▸ WHAT TO PRODUCE
Write out all of the records precisely. Skip anything that is a picture.

[Items from a data source]
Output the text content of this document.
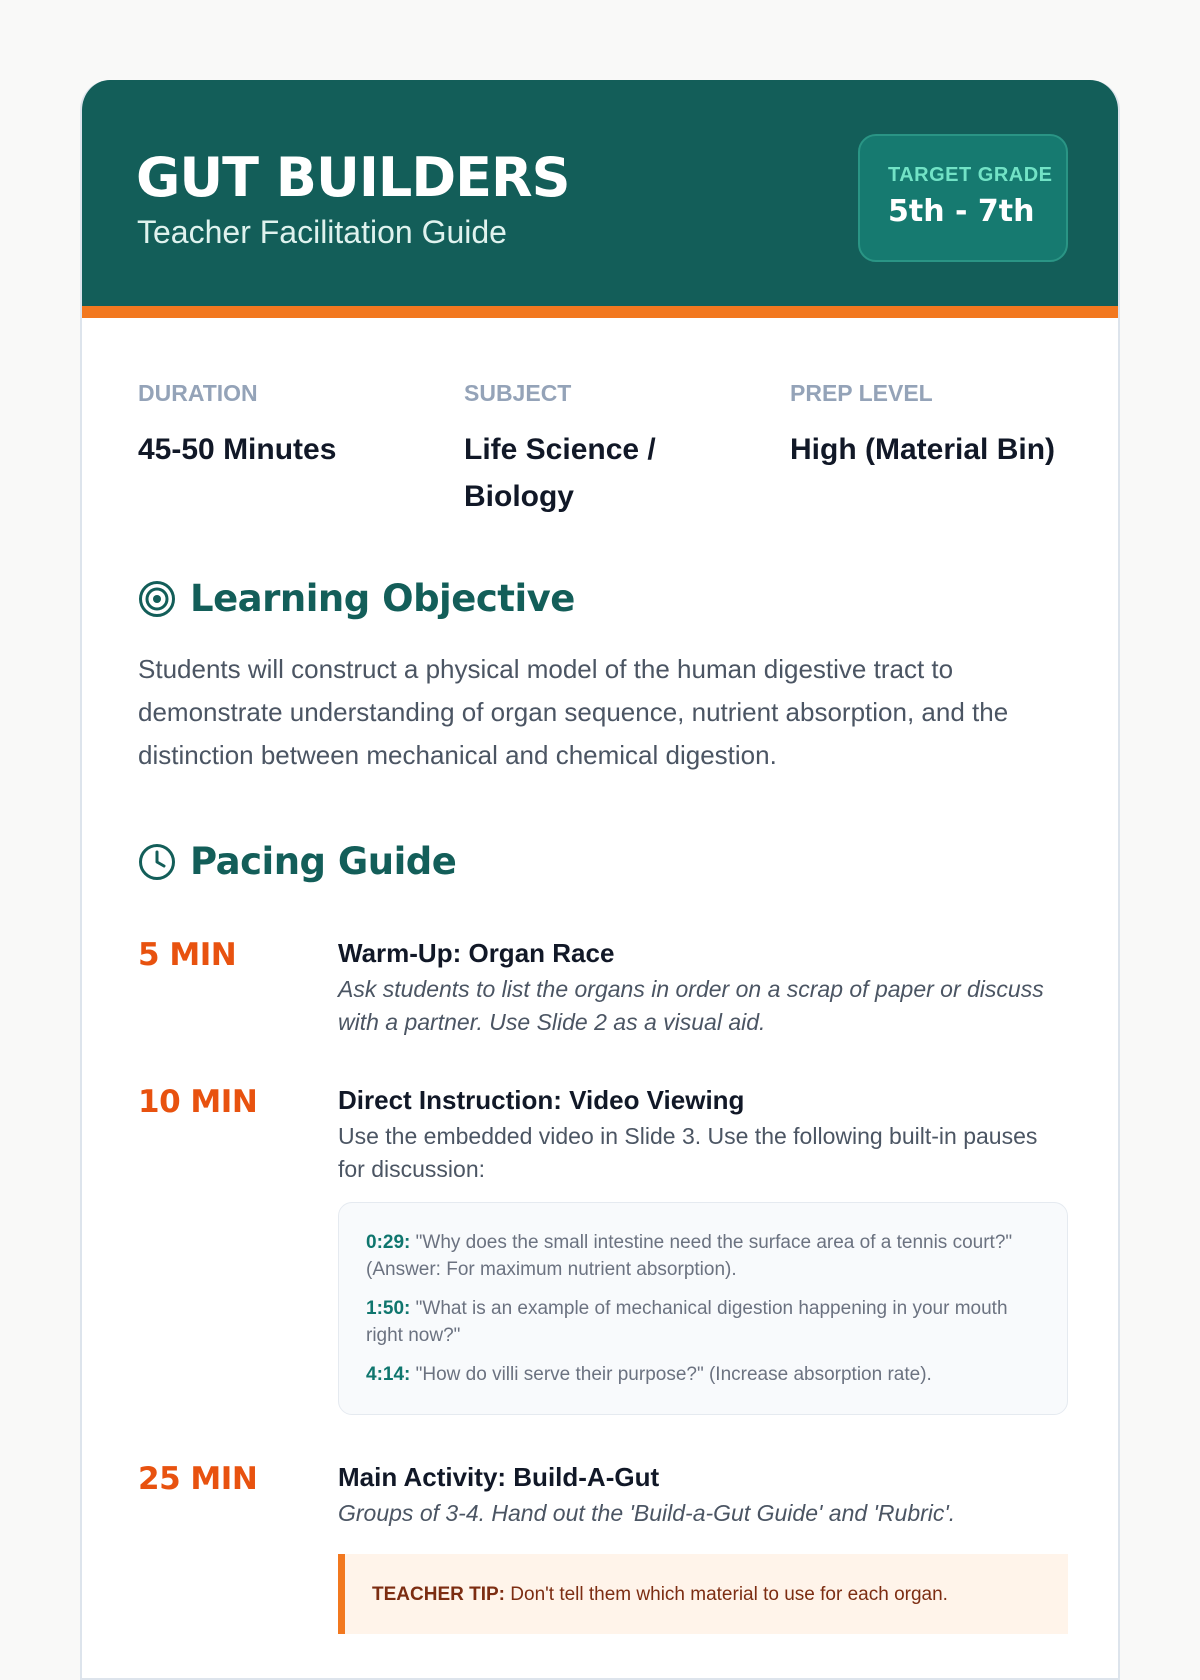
GUT BUILDERS
Teacher Facilitation Guide
TARGET GRADE
5th - 7th
DURATION
45-50 Minutes
SUBJECT
Life Science / Biology
PREP LEVEL
High (Material Bin)
Learning Objective
Students will construct a physical model of the human digestive tract to demonstrate understanding of organ sequence, nutrient absorption, and the distinction between mechanical and chemical digestion.
Pacing Guide
5 MIN	Warm-Up: Organ Race
Ask students to list the organs in order on a scrap of paper or discuss with a partner. Use Slide 2 as a visual aid.
10 MIN	Direct Instruction: Video Viewing
Use the embedded video in Slide 3. Use the following built-in pauses for discussion:
0:29: "Why does the small intestine need the surface area of a tennis court?" (Answer: For maximum nutrient absorption).
1:50: "What is an example of mechanical digestion happening in your mouth right now?"
4:14: "How do villi serve their purpose?" (Increase absorption rate).
25 MIN	Main Activity: Build-A-Gut
Groups of 3-4. Hand out the 'Build-a-Gut Guide' and 'Rubric'.
TEACHER TIP: Don't tell them which material to use for each organ.
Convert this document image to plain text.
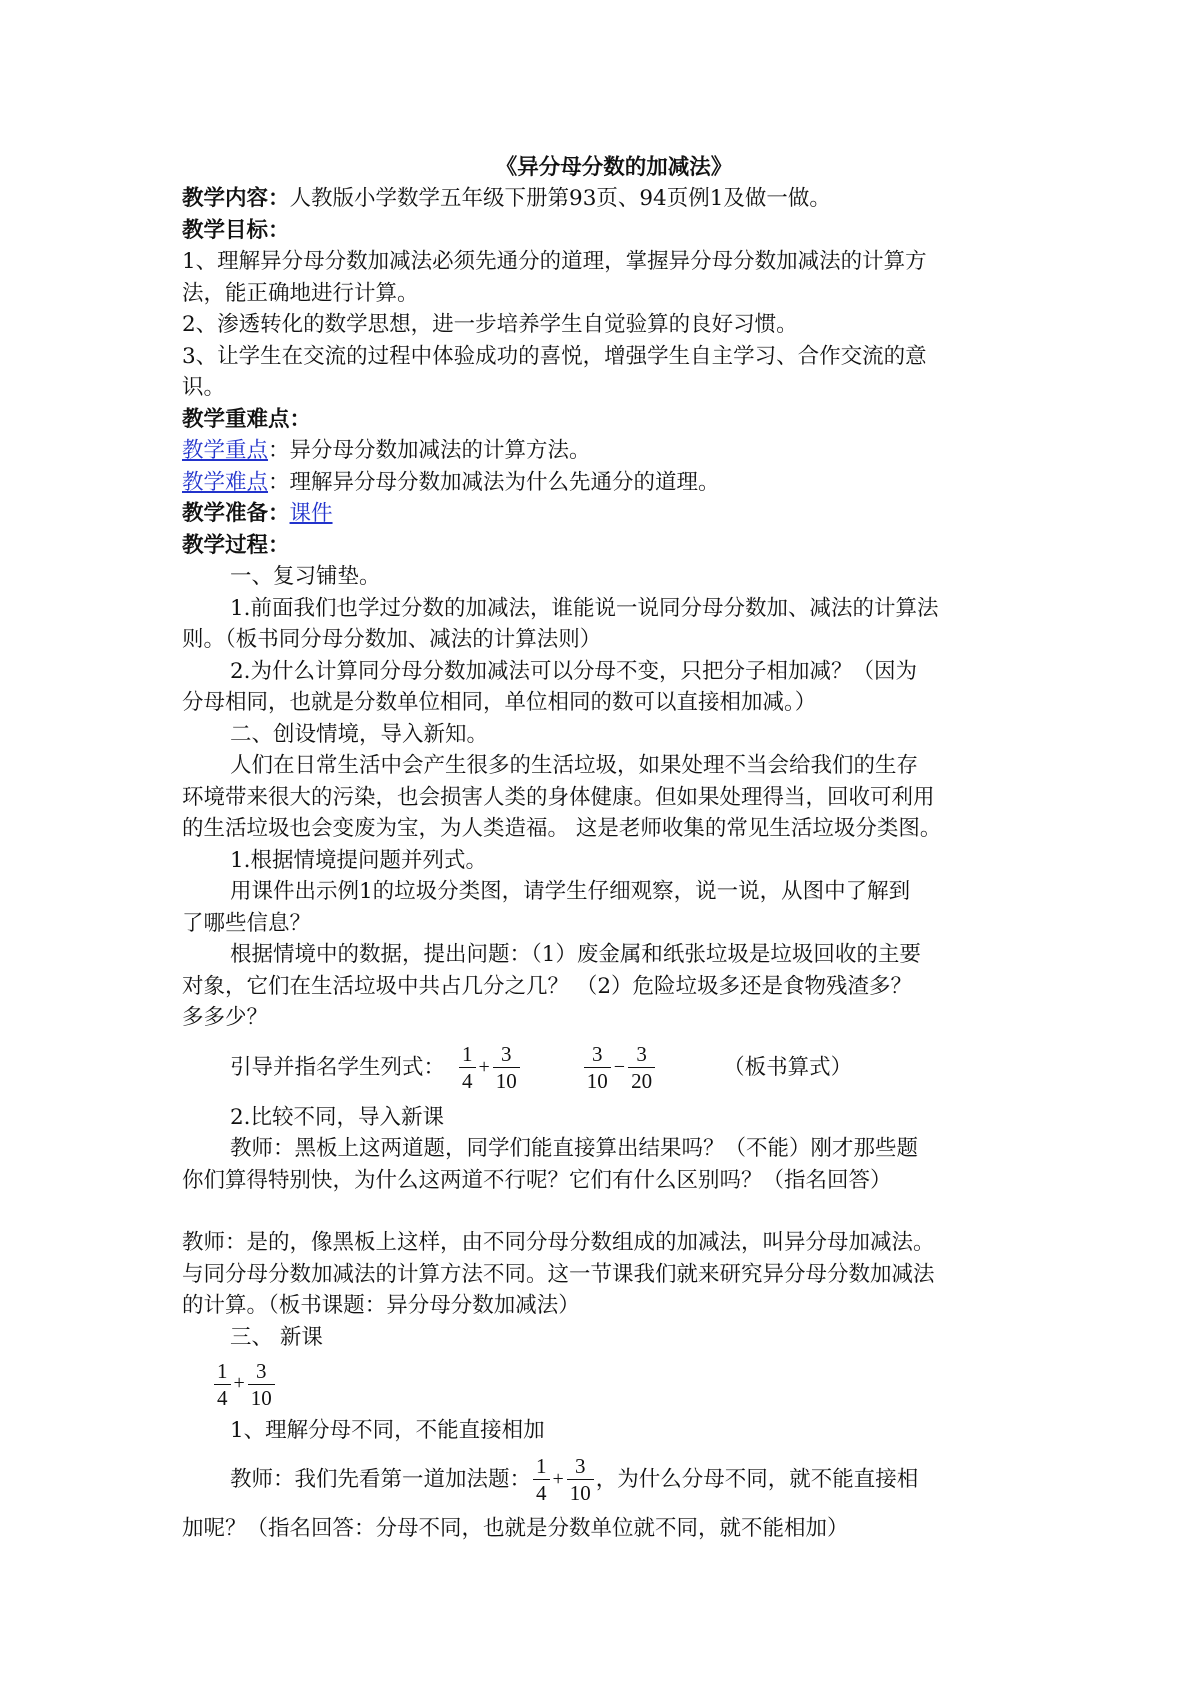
《异分母分数的加减法》
教学内容：人教版小学数学五年级下册第93页、94页例1及做一做。
教学目标：
1、理解异分母分数加减法必须先通分的道理，掌握异分母分数加减法的计算方
法，能正确地进行计算。
2、渗透转化的数学思想，进一步培养学生自觉验算的良好习惯。
3、让学生在交流的过程中体验成功的喜悦，增强学生自主学习、合作交流的意
识。
教学重难点：
教学重点：异分母分数加减法的计算方法。
教学难点：理解异分母分数加减法为什么先通分的道理。
教学准备：课件
教学过程：
一、复习铺垫。
1.前面我们也学过分数的加减法，谁能说一说同分母分数加、减法的计算法
则。（板书同分母分数加、减法的计算法则）
2.为什么计算同分母分数加减法可以分母不变，只把分子相加减？（因为
分母相同，也就是分数单位相同，单位相同的数可以直接相加减。）
二、创设情境，导入新知。
人们在日常生活中会产生很多的生活垃圾，如果处理不当会给我们的生存
环境带来很大的污染，也会损害人类的身体健康。但如果处理得当，回收可利用
的生活垃圾也会变废为宝，为人类造福。 这是老师收集的常见生活垃圾分类图。
1.根据情境提问题并列式。
用课件出示例1的垃圾分类图，请学生仔细观察，说一说，从图中了解到
了哪些信息？
根据情境中的数据，提出问题：（1）废金属和纸张垃圾是垃圾回收的主要
对象，它们在生活垃圾中共占几分之几？ （2）危险垃圾多还是食物残渣多？
多多少？
引导并指名学生列式： $\frac{1}{4} + \frac{3}{10}$	$\frac{3}{10} - \frac{3}{20}$	（板书算式）
2.比较不同，导入新课
教师：黑板上这两道题，同学们能直接算出结果吗？（不能）刚才那些题
你们算得特别快，为什么这两道不行呢？它们有什么区别吗？（指名回答）
教师：是的，像黑板上这样，由不同分母分数组成的加减法，叫异分母加减法。
与同分母分数加减法的计算方法不同。这一节课我们就来研究异分母分数加减法
的计算。（板书课题：异分母分数加减法）
三、 新课
$\frac{1}{4} + \frac{3}{10}$
1、理解分母不同，不能直接相加
教师：我们先看第一道加法题： $\frac{1}{4} + \frac{3}{10}$ ，为什么分母不同，就不能直接相
加呢？（指名回答：分母不同，也就是分数单位就不同，就不能相加）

▸ RESPONSE TO THIS TASK
Output the text content of this document.
GUT BUILDERS
Teacher Facilitation Guide
TARGET GRADE
5th - 7th
DURATION
45-50 Minutes
SUBJECT
Life Science / Biology
PREP LEVEL
High (Material Bin)
Learning Objective
Students will construct a physical model of the human digestive tract to demonstrate understanding of organ sequence, nutrient absorption, and the distinction between mechanical and chemical digestion.
Pacing Guide
5 MIN	Warm-Up: Organ Race
Ask students to list the organs in order on a scrap of paper or discuss with a partner. Use Slide 2 as a visual aid.
10 MIN	Direct Instruction: Video Viewing
Use the embedded video in Slide 3. Use the following built-in pauses for discussion:
0:29: "Why does the small intestine need the surface area of a tennis court?" (Answer: For maximum nutrient absorption).
1:50: "What is an example of mechanical digestion happening in your mouth right now?"
4:14: "How do villi serve their purpose?" (Increase absorption rate).
25 MIN	Main Activity: Build-A-Gut
Groups of 3-4. Hand out the 'Build-a-Gut Guide' and 'Rubric'.
TEACHER TIP: Don't tell them which material to use for each organ.
Convert this document image to plain text.
《异分母分数的加减法》
教学内容：人教版小学数学五年级下册第93页、94页例1及做一做。
教学目标：
1、理解异分母分数加减法必须先通分的道理，掌握异分母分数加减法的计算方
法，能正确地进行计算。
2、渗透转化的数学思想，进一步培养学生自觉验算的良好习惯。
3、让学生在交流的过程中体验成功的喜悦，增强学生自主学习、合作交流的意
识。
教学重难点：
教学重点：异分母分数加减法的计算方法。
教学难点：理解异分母分数加减法为什么先通分的道理。
教学准备：课件
教学过程：
一、复习铺垫。
1.前面我们也学过分数的加减法，谁能说一说同分母分数加、减法的计算法
则。（板书同分母分数加、减法的计算法则）
2.为什么计算同分母分数加减法可以分母不变，只把分子相加减？（因为
分母相同，也就是分数单位相同，单位相同的数可以直接相加减。）
二、创设情境，导入新知。
人们在日常生活中会产生很多的生活垃圾，如果处理不当会给我们的生存
环境带来很大的污染，也会损害人类的身体健康。但如果处理得当，回收可利用
的生活垃圾也会变废为宝，为人类造福。 这是老师收集的常见生活垃圾分类图。
1.根据情境提问题并列式。
用课件出示例1的垃圾分类图，请学生仔细观察，说一说，从图中了解到
了哪些信息？
根据情境中的数据，提出问题：（1）废金属和纸张垃圾是垃圾回收的主要
对象，它们在生活垃圾中共占几分之几？ （2）危险垃圾多还是食物残渣多？
多多少？
引导并指名学生列式： $\frac{1}{4} + \frac{3}{10}$	$\frac{3}{10} - \frac{3}{20}$	（板书算式）
2.比较不同，导入新课
教师：黑板上这两道题，同学们能直接算出结果吗？（不能）刚才那些题
你们算得特别快，为什么这两道不行呢？它们有什么区别吗？（指名回答）
教师：是的，像黑板上这样，由不同分母分数组成的加减法，叫异分母加减法。
与同分母分数加减法的计算方法不同。这一节课我们就来研究异分母分数加减法
的计算。（板书课题：异分母分数加减法）
三、 新课
$\frac{1}{4} + \frac{3}{10}$
1、理解分母不同，不能直接相加
教师：我们先看第一道加法题： $\frac{1}{4} + \frac{3}{10}$ ，为什么分母不同，就不能直接相
加呢？（指名回答：分母不同，也就是分数单位就不同，就不能相加）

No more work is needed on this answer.